* [GIVEN EXERCISE] Return the full material exactly.

* [TASK INPUTS]
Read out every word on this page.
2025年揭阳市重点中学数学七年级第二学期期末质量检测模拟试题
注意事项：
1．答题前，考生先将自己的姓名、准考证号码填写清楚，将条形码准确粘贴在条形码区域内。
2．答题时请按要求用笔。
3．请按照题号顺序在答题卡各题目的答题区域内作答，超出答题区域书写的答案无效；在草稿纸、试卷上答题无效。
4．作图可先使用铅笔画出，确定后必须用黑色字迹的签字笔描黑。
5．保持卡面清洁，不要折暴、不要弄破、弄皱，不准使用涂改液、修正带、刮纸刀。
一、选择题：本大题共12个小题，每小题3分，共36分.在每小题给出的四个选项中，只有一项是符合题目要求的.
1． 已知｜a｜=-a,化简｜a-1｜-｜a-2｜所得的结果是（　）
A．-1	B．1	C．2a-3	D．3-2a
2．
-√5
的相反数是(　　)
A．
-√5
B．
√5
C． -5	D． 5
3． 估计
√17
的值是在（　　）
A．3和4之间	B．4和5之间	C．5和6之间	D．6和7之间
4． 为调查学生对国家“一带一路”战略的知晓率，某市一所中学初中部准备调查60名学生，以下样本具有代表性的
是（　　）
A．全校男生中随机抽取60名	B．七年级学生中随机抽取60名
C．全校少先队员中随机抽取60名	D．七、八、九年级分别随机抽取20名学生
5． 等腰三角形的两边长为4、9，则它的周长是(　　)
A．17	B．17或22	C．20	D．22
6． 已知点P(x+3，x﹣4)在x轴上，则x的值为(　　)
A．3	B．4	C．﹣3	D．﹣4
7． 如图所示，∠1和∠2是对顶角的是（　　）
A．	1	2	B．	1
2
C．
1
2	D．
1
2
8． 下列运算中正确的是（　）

* [FULL SOLUTION]
Read out every word on this page.
2025年揭阳市重点中学数学七年级第二学期期末质量检测模拟试题
注意事项：
1．答题前，考生先将自己的姓名、准考证号码填写清楚，将条形码准确粘贴在条形码区域内。
2．答题时请按要求用笔。
3．请按照题号顺序在答题卡各题目的答题区域内作答，超出答题区域书写的答案无效；在草稿纸、试卷上答题无效。
4．作图可先使用铅笔画出，确定后必须用黑色字迹的签字笔描黑。
5．保持卡面清洁，不要折暴、不要弄破、弄皱，不准使用涂改液、修正带、刮纸刀。
一、选择题：本大题共12个小题，每小题3分，共36分.在每小题给出的四个选项中，只有一项是符合题目要求的.
1． 已知｜a｜=-a,化简｜a-1｜-｜a-2｜所得的结果是（　）
A．-1	B．1	C．2a-3	D．3-2a
2．
-√5
的相反数是(　　)
A．
-√5
B．
√5
C． -5	D． 5
3． 估计
√17
的值是在（　　）
A．3和4之间	B．4和5之间	C．5和6之间	D．6和7之间
4． 为调查学生对国家“一带一路”战略的知晓率，某市一所中学初中部准备调查60名学生，以下样本具有代表性的
是（　　）
A．全校男生中随机抽取60名	B．七年级学生中随机抽取60名
C．全校少先队员中随机抽取60名	D．七、八、九年级分别随机抽取20名学生
5． 等腰三角形的两边长为4、9，则它的周长是(　　)
A．17	B．17或22	C．20	D．22
6． 已知点P(x+3，x﹣4)在x轴上，则x的值为(　　)
A．3	B．4	C．﹣3	D．﹣4
7． 如图所示，∠1和∠2是对顶角的是（　　）
A．	1	2	B．	1
2
C．
1
2	D．
1
2
8． 下列运算中正确的是（　）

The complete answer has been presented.